Extracted records:
+--
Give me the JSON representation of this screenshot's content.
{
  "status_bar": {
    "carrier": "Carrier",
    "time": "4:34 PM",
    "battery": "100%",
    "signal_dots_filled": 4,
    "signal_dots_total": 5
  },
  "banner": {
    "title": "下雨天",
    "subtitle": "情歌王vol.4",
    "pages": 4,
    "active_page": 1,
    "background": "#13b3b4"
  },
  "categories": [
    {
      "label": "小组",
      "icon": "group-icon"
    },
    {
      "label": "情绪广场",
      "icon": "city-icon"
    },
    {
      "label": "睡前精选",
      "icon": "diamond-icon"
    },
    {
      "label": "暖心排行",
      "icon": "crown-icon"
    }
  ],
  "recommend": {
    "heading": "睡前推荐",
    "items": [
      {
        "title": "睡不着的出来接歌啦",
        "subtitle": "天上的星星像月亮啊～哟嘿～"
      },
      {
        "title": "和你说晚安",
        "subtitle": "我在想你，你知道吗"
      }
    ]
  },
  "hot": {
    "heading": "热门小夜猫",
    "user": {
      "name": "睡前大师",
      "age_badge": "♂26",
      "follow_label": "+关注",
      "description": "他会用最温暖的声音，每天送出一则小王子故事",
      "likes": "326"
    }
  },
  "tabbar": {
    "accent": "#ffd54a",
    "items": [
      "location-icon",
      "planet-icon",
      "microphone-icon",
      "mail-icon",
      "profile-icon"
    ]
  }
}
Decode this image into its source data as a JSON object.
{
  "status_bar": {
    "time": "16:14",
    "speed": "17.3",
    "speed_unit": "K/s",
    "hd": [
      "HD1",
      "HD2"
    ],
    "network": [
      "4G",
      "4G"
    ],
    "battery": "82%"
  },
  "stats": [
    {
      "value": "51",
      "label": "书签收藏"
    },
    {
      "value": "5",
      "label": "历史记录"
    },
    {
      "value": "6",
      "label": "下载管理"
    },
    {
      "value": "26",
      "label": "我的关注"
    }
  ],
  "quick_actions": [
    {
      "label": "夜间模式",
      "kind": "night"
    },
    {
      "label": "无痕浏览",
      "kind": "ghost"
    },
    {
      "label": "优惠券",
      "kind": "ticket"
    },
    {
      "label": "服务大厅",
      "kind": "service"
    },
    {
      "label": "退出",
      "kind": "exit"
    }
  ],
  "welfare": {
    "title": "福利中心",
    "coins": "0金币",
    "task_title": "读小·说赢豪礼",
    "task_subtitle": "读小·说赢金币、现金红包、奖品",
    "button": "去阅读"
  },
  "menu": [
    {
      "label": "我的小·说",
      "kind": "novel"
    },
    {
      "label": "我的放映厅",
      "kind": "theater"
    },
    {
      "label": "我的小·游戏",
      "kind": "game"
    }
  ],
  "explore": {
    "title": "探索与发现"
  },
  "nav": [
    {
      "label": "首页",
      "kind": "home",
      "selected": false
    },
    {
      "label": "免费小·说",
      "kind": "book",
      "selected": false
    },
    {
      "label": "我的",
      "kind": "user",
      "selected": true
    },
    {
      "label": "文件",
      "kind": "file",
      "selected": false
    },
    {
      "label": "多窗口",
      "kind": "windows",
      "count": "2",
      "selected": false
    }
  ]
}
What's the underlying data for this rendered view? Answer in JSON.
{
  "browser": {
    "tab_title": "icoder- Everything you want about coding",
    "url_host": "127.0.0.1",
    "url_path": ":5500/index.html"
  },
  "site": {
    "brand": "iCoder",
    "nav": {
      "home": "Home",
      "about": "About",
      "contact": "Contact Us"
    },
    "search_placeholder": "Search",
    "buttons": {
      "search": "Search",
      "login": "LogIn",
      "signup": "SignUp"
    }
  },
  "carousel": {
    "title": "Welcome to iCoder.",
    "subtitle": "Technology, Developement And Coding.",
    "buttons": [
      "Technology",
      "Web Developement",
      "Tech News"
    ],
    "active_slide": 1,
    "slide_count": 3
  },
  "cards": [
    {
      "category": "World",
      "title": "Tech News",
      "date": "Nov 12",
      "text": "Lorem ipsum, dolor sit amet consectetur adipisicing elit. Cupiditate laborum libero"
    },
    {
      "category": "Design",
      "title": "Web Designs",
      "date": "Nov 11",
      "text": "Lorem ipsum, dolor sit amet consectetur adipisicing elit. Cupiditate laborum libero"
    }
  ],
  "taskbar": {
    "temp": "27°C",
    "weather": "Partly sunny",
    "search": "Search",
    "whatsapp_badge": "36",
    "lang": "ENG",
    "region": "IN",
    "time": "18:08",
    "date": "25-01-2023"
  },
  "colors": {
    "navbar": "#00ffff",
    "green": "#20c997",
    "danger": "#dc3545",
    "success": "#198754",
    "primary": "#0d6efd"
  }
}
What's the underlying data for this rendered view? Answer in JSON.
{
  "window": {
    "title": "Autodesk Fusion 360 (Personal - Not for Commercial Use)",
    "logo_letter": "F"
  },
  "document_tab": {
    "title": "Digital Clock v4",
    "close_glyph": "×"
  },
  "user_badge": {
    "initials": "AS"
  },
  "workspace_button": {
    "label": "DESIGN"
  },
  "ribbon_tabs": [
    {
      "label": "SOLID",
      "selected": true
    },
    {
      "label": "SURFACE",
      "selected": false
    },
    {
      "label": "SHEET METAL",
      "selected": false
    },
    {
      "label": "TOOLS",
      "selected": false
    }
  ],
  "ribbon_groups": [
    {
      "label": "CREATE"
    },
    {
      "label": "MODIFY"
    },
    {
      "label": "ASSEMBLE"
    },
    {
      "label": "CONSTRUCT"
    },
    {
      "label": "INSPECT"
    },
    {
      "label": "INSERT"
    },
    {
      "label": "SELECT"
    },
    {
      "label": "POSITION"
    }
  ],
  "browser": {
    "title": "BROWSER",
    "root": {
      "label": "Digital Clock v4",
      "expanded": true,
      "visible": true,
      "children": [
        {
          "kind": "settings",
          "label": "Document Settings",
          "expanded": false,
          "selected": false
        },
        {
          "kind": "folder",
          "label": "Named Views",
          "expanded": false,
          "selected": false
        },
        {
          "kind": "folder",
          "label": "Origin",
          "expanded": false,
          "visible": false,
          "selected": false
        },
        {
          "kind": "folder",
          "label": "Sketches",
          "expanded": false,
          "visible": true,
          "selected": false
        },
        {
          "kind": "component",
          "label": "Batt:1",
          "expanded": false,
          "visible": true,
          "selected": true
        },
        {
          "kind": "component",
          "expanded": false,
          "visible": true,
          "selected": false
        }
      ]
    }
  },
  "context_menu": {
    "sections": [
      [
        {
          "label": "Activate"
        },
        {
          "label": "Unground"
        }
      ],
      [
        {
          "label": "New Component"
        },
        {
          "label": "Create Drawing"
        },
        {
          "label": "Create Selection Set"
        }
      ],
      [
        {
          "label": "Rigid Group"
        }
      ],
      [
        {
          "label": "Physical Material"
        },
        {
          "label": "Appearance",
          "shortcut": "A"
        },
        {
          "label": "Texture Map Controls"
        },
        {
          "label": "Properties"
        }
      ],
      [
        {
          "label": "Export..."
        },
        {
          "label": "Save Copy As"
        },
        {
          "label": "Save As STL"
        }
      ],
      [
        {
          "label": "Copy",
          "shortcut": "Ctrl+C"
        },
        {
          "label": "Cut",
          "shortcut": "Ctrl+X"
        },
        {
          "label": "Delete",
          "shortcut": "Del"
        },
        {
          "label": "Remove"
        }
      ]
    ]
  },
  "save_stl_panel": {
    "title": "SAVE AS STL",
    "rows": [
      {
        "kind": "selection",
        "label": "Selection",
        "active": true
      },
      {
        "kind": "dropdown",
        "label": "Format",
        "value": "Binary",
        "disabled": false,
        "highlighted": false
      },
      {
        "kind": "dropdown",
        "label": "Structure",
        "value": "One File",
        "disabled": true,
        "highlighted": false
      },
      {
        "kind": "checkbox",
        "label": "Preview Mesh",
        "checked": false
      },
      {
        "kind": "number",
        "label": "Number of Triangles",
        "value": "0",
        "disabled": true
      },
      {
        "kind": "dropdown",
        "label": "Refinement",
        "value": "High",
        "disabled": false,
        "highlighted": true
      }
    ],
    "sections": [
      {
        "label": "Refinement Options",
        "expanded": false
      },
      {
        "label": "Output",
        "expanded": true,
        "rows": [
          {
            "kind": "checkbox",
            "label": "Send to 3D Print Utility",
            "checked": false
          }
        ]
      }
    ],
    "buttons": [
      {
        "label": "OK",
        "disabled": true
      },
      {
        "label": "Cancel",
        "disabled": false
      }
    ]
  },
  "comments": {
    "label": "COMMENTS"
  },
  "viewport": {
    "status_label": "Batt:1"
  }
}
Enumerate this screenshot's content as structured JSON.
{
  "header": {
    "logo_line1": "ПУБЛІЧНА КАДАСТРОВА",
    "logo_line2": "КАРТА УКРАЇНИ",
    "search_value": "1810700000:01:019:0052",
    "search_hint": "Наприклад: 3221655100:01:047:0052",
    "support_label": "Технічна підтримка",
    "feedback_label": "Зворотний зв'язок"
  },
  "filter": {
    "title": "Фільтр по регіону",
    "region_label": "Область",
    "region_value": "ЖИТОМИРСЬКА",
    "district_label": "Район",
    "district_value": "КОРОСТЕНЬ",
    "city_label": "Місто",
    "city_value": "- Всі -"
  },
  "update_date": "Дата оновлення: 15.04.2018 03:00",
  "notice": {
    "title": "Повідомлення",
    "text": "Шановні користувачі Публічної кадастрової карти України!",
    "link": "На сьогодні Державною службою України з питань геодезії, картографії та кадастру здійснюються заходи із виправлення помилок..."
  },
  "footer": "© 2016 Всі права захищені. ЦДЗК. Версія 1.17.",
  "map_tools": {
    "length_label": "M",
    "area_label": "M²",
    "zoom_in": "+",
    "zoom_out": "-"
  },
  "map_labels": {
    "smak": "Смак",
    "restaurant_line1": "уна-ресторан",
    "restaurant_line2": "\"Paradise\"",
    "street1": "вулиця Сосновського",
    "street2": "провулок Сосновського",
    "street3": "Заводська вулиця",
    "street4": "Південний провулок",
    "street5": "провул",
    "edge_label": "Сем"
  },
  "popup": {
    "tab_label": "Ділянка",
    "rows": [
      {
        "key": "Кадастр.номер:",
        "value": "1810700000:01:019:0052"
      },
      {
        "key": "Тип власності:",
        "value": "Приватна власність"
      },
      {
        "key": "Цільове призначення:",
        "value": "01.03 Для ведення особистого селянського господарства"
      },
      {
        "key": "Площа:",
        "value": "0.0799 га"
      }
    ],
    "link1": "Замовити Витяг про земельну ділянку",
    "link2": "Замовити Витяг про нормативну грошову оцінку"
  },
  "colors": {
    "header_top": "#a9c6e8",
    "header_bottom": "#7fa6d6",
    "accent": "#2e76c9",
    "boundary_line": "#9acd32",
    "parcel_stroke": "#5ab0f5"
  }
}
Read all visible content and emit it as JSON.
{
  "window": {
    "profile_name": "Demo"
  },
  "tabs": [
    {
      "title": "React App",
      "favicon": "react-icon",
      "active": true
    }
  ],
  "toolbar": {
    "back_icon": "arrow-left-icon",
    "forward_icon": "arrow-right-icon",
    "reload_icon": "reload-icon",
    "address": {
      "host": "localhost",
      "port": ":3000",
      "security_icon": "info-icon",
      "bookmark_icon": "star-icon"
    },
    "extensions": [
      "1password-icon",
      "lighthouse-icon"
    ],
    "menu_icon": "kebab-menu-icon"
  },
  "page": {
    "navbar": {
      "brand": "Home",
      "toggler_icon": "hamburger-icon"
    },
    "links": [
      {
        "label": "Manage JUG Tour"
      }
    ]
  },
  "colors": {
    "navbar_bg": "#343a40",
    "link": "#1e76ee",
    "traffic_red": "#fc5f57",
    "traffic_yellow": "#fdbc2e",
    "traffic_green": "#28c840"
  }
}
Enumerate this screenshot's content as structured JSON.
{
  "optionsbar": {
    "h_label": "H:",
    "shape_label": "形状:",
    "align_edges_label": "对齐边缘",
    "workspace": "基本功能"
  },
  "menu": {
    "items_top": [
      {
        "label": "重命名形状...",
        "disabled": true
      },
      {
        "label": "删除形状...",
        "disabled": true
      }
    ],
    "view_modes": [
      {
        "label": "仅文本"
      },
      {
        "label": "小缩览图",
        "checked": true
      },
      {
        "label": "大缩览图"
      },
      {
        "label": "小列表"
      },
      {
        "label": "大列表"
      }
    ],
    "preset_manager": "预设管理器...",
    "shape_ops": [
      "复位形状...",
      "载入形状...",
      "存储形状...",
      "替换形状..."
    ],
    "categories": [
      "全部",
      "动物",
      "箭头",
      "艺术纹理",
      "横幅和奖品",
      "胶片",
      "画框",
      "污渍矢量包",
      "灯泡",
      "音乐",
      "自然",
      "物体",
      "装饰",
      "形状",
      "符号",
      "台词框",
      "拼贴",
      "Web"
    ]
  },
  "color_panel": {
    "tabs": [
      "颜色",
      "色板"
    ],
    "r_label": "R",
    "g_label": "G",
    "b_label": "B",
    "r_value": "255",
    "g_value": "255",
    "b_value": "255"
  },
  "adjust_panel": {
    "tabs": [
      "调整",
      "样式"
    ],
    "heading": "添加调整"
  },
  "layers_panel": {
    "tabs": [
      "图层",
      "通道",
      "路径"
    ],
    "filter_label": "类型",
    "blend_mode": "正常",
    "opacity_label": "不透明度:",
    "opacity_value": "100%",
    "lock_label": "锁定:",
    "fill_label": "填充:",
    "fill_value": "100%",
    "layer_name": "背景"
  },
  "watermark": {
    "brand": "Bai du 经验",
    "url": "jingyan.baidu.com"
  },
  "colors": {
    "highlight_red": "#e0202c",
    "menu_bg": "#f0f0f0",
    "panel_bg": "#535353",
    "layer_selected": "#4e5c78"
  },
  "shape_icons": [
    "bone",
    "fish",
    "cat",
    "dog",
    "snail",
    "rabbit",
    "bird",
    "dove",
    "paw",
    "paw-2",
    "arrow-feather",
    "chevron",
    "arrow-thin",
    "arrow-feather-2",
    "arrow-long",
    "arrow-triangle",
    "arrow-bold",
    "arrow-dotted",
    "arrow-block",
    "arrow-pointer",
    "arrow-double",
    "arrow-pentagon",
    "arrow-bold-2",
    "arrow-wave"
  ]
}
+--
TASK OBJECTIVE:
Display every line of the listing that contains the string "провулок".

RIGHT ANSWER:
    "street2": "провулок Сосновського",
    "street4": "Південний провулок",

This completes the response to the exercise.